[YOUR INSTRUCTIONS] Only the pictures are omitted; repeat all other data exactly.

(Data records)
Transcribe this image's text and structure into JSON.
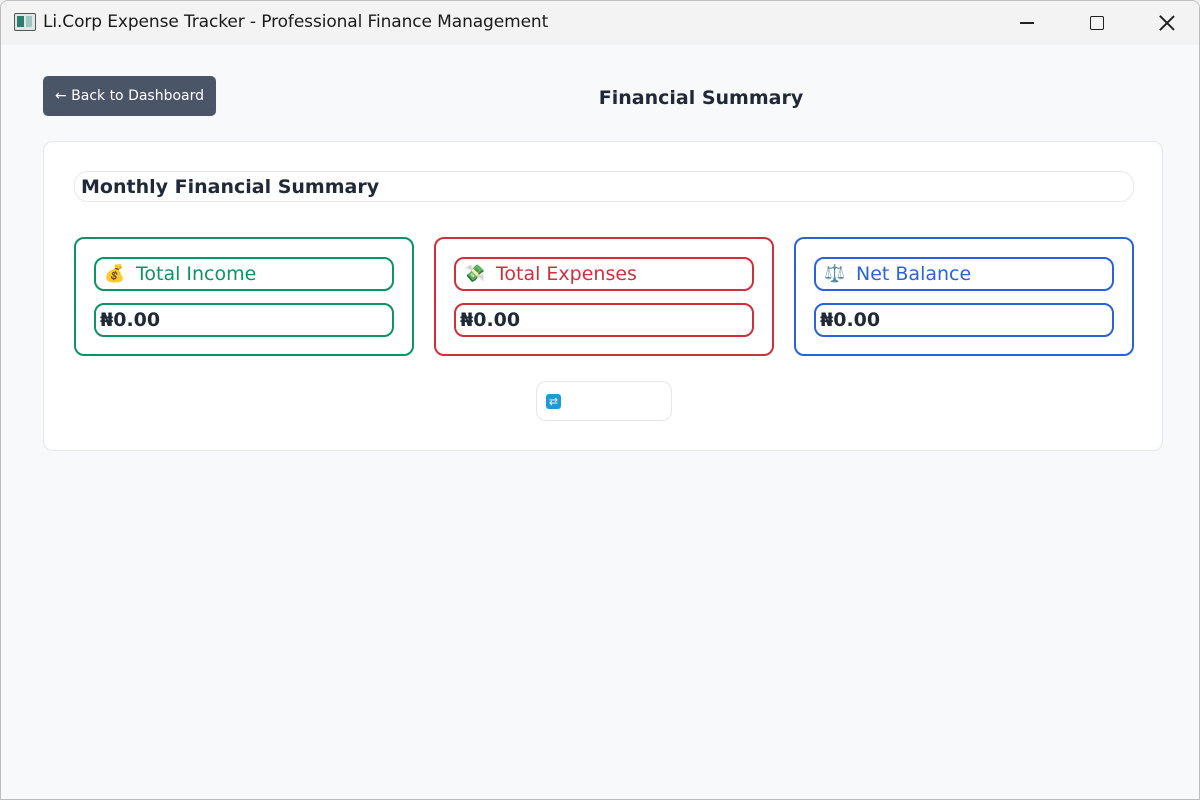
{
  "window": {
    "title": "Li.Corp Expense Tracker - Professional Finance Management"
  },
  "header": {
    "back_label": "← Back to Dashboard",
    "page_title": "Financial Summary"
  },
  "summary": {
    "section_title": "Monthly Financial Summary",
    "cards": [
      {
        "icon": "money-bag-icon",
        "emoji": "💰",
        "label": "Total Income",
        "value": "₦0.00",
        "color": "#0e9363"
      },
      {
        "icon": "money-with-wings-icon",
        "emoji": "💸",
        "label": "Total Expenses",
        "value": "₦0.00",
        "color": "#d0303a"
      },
      {
        "icon": "balance-scale-icon",
        "emoji": "⚖️",
        "label": "Net Balance",
        "value": "₦0.00",
        "color": "#2a63d9"
      }
    ],
    "refresh_icon": "refresh-icon",
    "refresh_glyph": "⇄"
  }
}
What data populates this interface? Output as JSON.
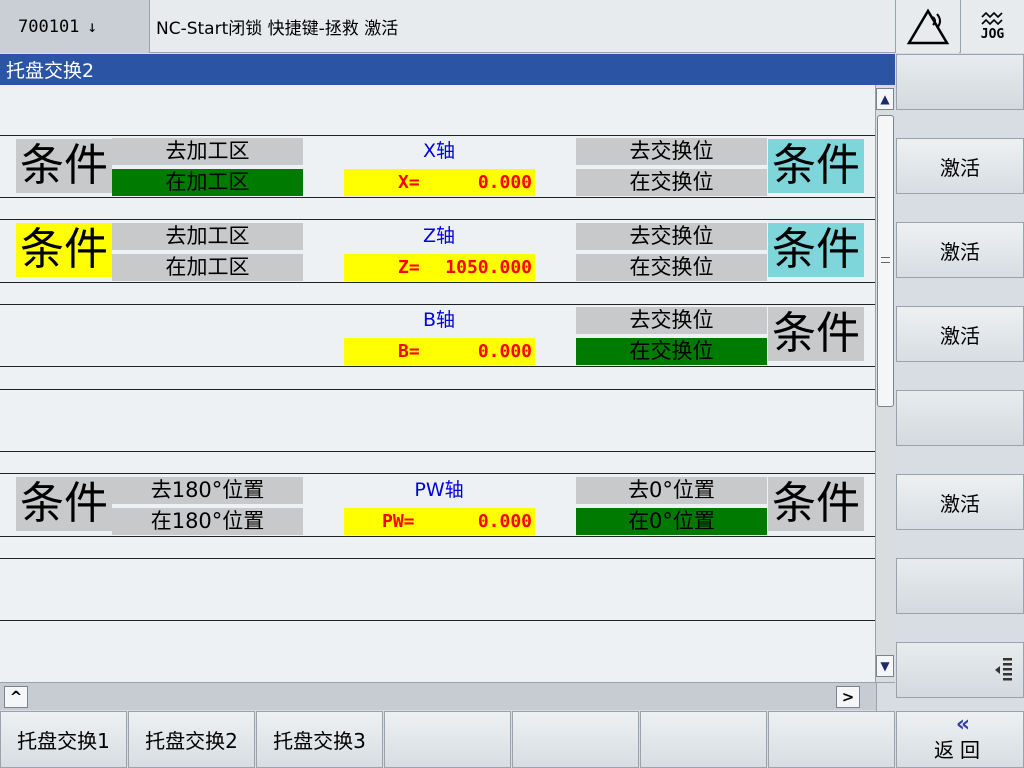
{
  "header": {
    "alarm_code": "700101",
    "alarm_arrow": "↓",
    "alarm_text": "NC-Start闭锁 快捷键-拯救 激活",
    "alarm_icon": "alarm-triangle-icon",
    "mode_label": "JOG"
  },
  "title": "托盘交换2",
  "colors": {
    "title_bg": "#2b54a5",
    "active_green": "#007a00",
    "highlight_yellow": "#ffff00",
    "highlight_cyan": "#7ed6db",
    "axis_name": "#0000e0",
    "axis_value": "#ff0000"
  },
  "rows": {
    "x": {
      "left_cond": "条件",
      "left_top": "去加工区",
      "left_bottom": "在加工区",
      "axis_name": "X轴",
      "axis_label": "X=",
      "axis_value": "0.000",
      "right_top": "去交换位",
      "right_bottom": "在交换位",
      "right_cond": "条件"
    },
    "z": {
      "left_cond": "条件",
      "left_top": "去加工区",
      "left_bottom": "在加工区",
      "axis_name": "Z轴",
      "axis_label": "Z=",
      "axis_value": "1050.000",
      "right_top": "去交换位",
      "right_bottom": "在交换位",
      "right_cond": "条件"
    },
    "b": {
      "axis_name": "B轴",
      "axis_label": "B=",
      "axis_value": "0.000",
      "right_top": "去交换位",
      "right_bottom": "在交换位",
      "right_cond": "条件"
    },
    "pw": {
      "left_cond": "条件",
      "left_top": "去180°位置",
      "left_bottom": "在180°位置",
      "axis_name": "PW轴",
      "axis_label": "PW=",
      "axis_value": "0.000",
      "right_top": "去0°位置",
      "right_bottom": "在0°位置",
      "right_cond": "条件"
    }
  },
  "scroll": {
    "up": "▲",
    "down": "▼",
    "left": "^",
    "right": ">"
  },
  "right_softkeys": [
    "",
    "激活",
    "激活",
    "激活",
    "",
    "激活",
    "",
    ""
  ],
  "bottom_softkeys": [
    "托盘交换1",
    "托盘交换2",
    "托盘交换3",
    "",
    "",
    "",
    ""
  ],
  "back": {
    "chevron": "«",
    "label": "返回"
  }
}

[EXERCISE RESPONSE]
Transcribe this image's text and structure into JSON.
{
  "window": {
    "title": "Li.Corp Expense Tracker - Professional Finance Management"
  },
  "header": {
    "back_label": "← Back to Dashboard",
    "page_title": "Financial Summary"
  },
  "summary": {
    "section_title": "Monthly Financial Summary",
    "cards": [
      {
        "icon": "money-bag-icon",
        "emoji": "💰",
        "label": "Total Income",
        "value": "₦0.00",
        "color": "#0e9363"
      },
      {
        "icon": "money-with-wings-icon",
        "emoji": "💸",
        "label": "Total Expenses",
        "value": "₦0.00",
        "color": "#d0303a"
      },
      {
        "icon": "balance-scale-icon",
        "emoji": "⚖️",
        "label": "Net Balance",
        "value": "₦0.00",
        "color": "#2a63d9"
      }
    ],
    "refresh_icon": "refresh-icon",
    "refresh_glyph": "⇄"
  }
}
What data populates this interface? Output as JSON.
{
  "header": {
    "alarm_code": "700101",
    "alarm_arrow": "↓",
    "alarm_text": "NC-Start闭锁 快捷键-拯救 激活",
    "alarm_icon": "alarm-triangle-icon",
    "mode_label": "JOG"
  },
  "title": "托盘交换2",
  "colors": {
    "title_bg": "#2b54a5",
    "active_green": "#007a00",
    "highlight_yellow": "#ffff00",
    "highlight_cyan": "#7ed6db",
    "axis_name": "#0000e0",
    "axis_value": "#ff0000"
  },
  "rows": {
    "x": {
      "left_cond": "条件",
      "left_top": "去加工区",
      "left_bottom": "在加工区",
      "axis_name": "X轴",
      "axis_label": "X=",
      "axis_value": "0.000",
      "right_top": "去交换位",
      "right_bottom": "在交换位",
      "right_cond": "条件"
    },
    "z": {
      "left_cond": "条件",
      "left_top": "去加工区",
      "left_bottom": "在加工区",
      "axis_name": "Z轴",
      "axis_label": "Z=",
      "axis_value": "1050.000",
      "right_top": "去交换位",
      "right_bottom": "在交换位",
      "right_cond": "条件"
    },
    "b": {
      "axis_name": "B轴",
      "axis_label": "B=",
      "axis_value": "0.000",
      "right_top": "去交换位",
      "right_bottom": "在交换位",
      "right_cond": "条件"
    },
    "pw": {
      "left_cond": "条件",
      "left_top": "去180°位置",
      "left_bottom": "在180°位置",
      "axis_name": "PW轴",
      "axis_label": "PW=",
      "axis_value": "0.000",
      "right_top": "去0°位置",
      "right_bottom": "在0°位置",
      "right_cond": "条件"
    }
  },
  "scroll": {
    "up": "▲",
    "down": "▼",
    "left": "^",
    "right": ">"
  },
  "right_softkeys": [
    "",
    "激活",
    "激活",
    "激活",
    "",
    "激活",
    "",
    ""
  ],
  "bottom_softkeys": [
    "托盘交换1",
    "托盘交换2",
    "托盘交换3",
    "",
    "",
    "",
    ""
  ],
  "back": {
    "chevron": "«",
    "label": "返回"
  }
}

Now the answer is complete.